### Exercício proposto A
Na entrevista reproduzida no texto de leitura, o que o entrevistado afirma ser "nossa ideologia"?

### Texto de leitura
::::

Folha - Aliás, o sr. mantém a crítica que fez na revista "Carta Capital" ao voto favorável do governo Dilma a um relator especial da ONU para apurar abusos contra Direitos Humanos no Irã?
Hoje, eu sou parte do governo e tenho de participar solidariamente das decisões do governo, e essa pasta pertence a outro ministro. Como intelectual independente, o que eu escrevi e disse claramente é que, se fosse eu, não teria tomado aquela atitude.
Folha - Uma das mais fortes críticas que oficiais militares fazem ao sr. é justamente a ligação com o Irã.
Nós nunca ficamos amiguinhos do Irã, e o Irã jamais foi uma prioridade da nossa política externa. O que foi uma prioridade, sim, num determinado momento, foi resolver um problema grave para o mundo que, aliás, continua existindo: o problema do programa nuclear do Irã. Como resguardar de um país ter um programa país e ao mesmo tempo resolver as desconfianças que havia? Tentamos viabilizar uma proposta dos países do Ocidente, a começar dos Estados Unidos, que depois mudaram de posição e acharam que não era mais assim. Mas a verdade é que tivemos estímulo deles. Ou seja: nunca houve uma aventura iraniana, como alguns querem fazer crer. Houve uma atitude independente e transparente nossa.
Folha - O sr. é "esquerdista"?
Esses rótulos, é melhor deixar os outros colocarem. Uns dizem que fui colocado pela presidente Dilma por ser nacionalista, o que agrada aos militares. Outros, que foi porque sou esquerdista, o que não agrada a eles. Mas, no Brasil, nacionalismo não é confundido com esquerdismo?
Folha - A presidente disse que o sr. é patriota. Como o sr. define esse conceito?
Nossa ideologia é a pátria e a Constituição. Fui sempre um profissional do interesse nacional. Uma coisa é você ficar trancado na sua casa, torcendo para o Brasil num jogo de futebol, o que é muito bom e todos nós fazemos isso. Mas outra é você ser um profissional do interesse nacional. Acho que sempre fui e de várias maneiras, em negociações comerciais, políticas, de segurança nacional. Você não descreve com palavras e sim com atitudes.

::::

### Dados disponíveis
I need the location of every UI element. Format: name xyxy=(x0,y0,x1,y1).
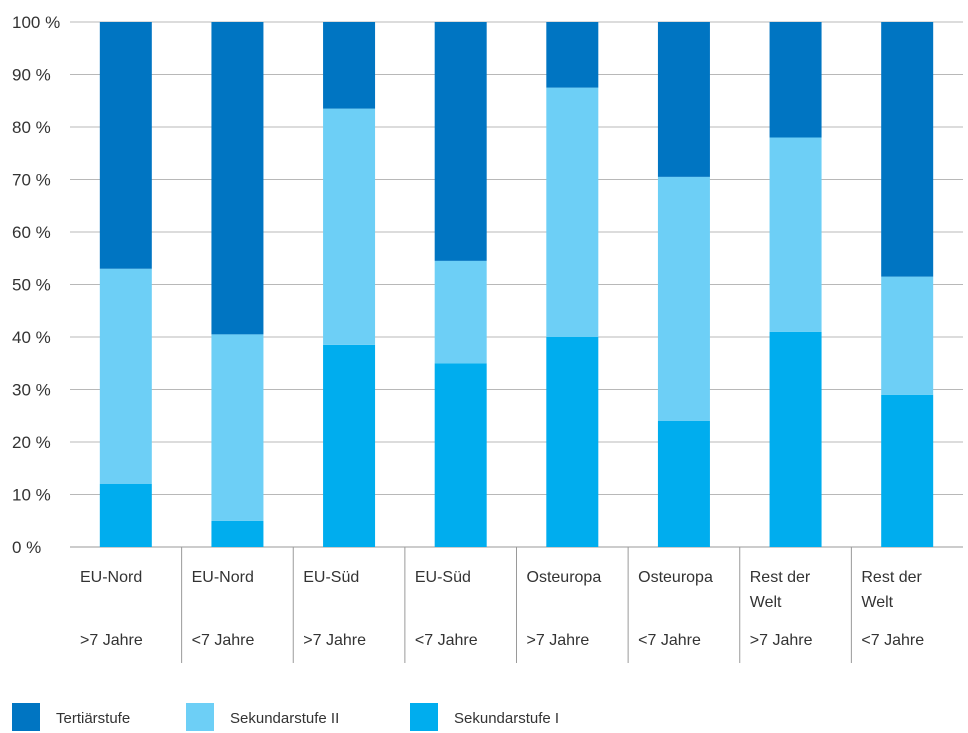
bars xyxy=(99,22,934,547)
y-tick-label: 100 % xyxy=(12,13,60,32)
category-group-label: <7 Jahre xyxy=(638,632,701,649)
category-group-label: >7 Jahre xyxy=(750,632,813,649)
y-tick-label: 60 % xyxy=(12,223,51,242)
category-group-label: <7 Jahre xyxy=(192,632,255,649)
legend-label: Sekundarstufe II xyxy=(230,710,339,727)
bar-segment xyxy=(881,22,934,277)
category-group-label: >7 Jahre xyxy=(80,632,143,649)
bar-segment xyxy=(434,363,487,547)
category-region-label: EU-Nord xyxy=(192,569,254,586)
category-region-label: Osteuropa xyxy=(527,569,602,586)
bar-segment xyxy=(323,344,376,547)
legend: Tertiärstufe Sekundarstufe II Sekundarstuf… xyxy=(12,703,559,731)
bar-segment xyxy=(323,22,376,109)
category-region-label: Welt xyxy=(750,594,782,611)
bar-segment xyxy=(211,520,264,547)
legend-label: Sekundarstufe I xyxy=(454,710,559,727)
bar-segment xyxy=(769,22,822,138)
legend-swatch xyxy=(12,703,40,731)
bar-segment xyxy=(434,22,487,261)
y-tick-label: 90 % xyxy=(12,66,51,85)
category-region-label: Rest der xyxy=(861,569,922,586)
y-tick-label: 50 % xyxy=(12,276,51,295)
bar-segment xyxy=(211,22,264,335)
bar-segment xyxy=(99,484,152,547)
bar-segment xyxy=(546,87,599,337)
category-region-label: EU-Süd xyxy=(415,569,471,586)
y-tick-label: 10 % xyxy=(12,486,51,505)
category-region-label: Osteuropa xyxy=(638,569,713,586)
bar-segment xyxy=(211,334,264,521)
legend-swatch xyxy=(186,703,214,731)
x-axis: EU-Nord >7 Jahre EU-Nord <7 Jahre EU-Süd >7 J… xyxy=(80,547,924,663)
category-group-label: >7 Jahre xyxy=(303,632,366,649)
bar-segment xyxy=(546,337,599,547)
bar-segment xyxy=(769,137,822,332)
category-group-label: <7 Jahre xyxy=(861,632,924,649)
bar-segment xyxy=(769,331,822,547)
bar-segment xyxy=(323,108,376,345)
y-tick-label: 70 % xyxy=(12,171,51,190)
y-tick-label: 0 % xyxy=(12,538,41,557)
category-region-label: Rest der xyxy=(750,569,811,586)
legend-label: Tertiärstufe xyxy=(56,710,130,727)
legend-swatch xyxy=(410,703,438,731)
bar-segment xyxy=(881,394,934,547)
bar-segment xyxy=(657,22,710,177)
gridlines xyxy=(70,21,963,548)
category-region-label: Welt xyxy=(861,594,893,611)
y-tick-label: 20 % xyxy=(12,433,51,452)
bar-segment xyxy=(657,421,710,547)
bar-segment xyxy=(99,22,152,269)
bar-segment xyxy=(434,260,487,364)
y-axis-ticks: 0 % 10 % 20 % 30 % 40 % 50 % 60 % 70 % 80 % 90 % 1… xyxy=(12,13,60,557)
bar-segment xyxy=(657,176,710,421)
bar-segment xyxy=(99,268,152,484)
category-group-label: <7 Jahre xyxy=(415,632,478,649)
category-group-label: >7 Jahre xyxy=(527,632,590,649)
y-tick-label: 30 % xyxy=(12,381,51,400)
y-tick-label: 40 % xyxy=(12,328,51,347)
bar-segment xyxy=(546,22,599,88)
category-region-label: EU-Nord xyxy=(80,569,142,586)
bar-segment xyxy=(881,276,934,395)
category-region-label: EU-Süd xyxy=(303,569,359,586)
y-tick-label: 80 % xyxy=(12,118,51,137)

::::

### Exercício proposto B
Troque "Jahre" por "Anos" nas linhas da listagem que vão da linha com "bars xyxy=(99,22,934,547)" até a linha com "category-group-label: >7 Jahre xyxy=(80,632,143,649)", inclusive. Reproduza só essas linhas, sem nenhuma outra alteração.

### Resposta correta A
A pátria e a Constituição.

### Resposta correta B
bars xyxy=(99,22,934,547)
y-tick-label: 100 % xyxy=(12,13,60,32)
category-group-label: <7 Anos xyxy=(638,632,701,649)
category-group-label: >7 Anos xyxy=(750,632,813,649)
y-tick-label: 60 % xyxy=(12,223,51,242)
category-group-label: <7 Anos xyxy=(192,632,255,649)
legend-label: Sekundarstufe II xyxy=(230,710,339,727)
bar-segment xyxy=(881,22,934,277)
category-group-label: >7 Anos xyxy=(80,632,143,649)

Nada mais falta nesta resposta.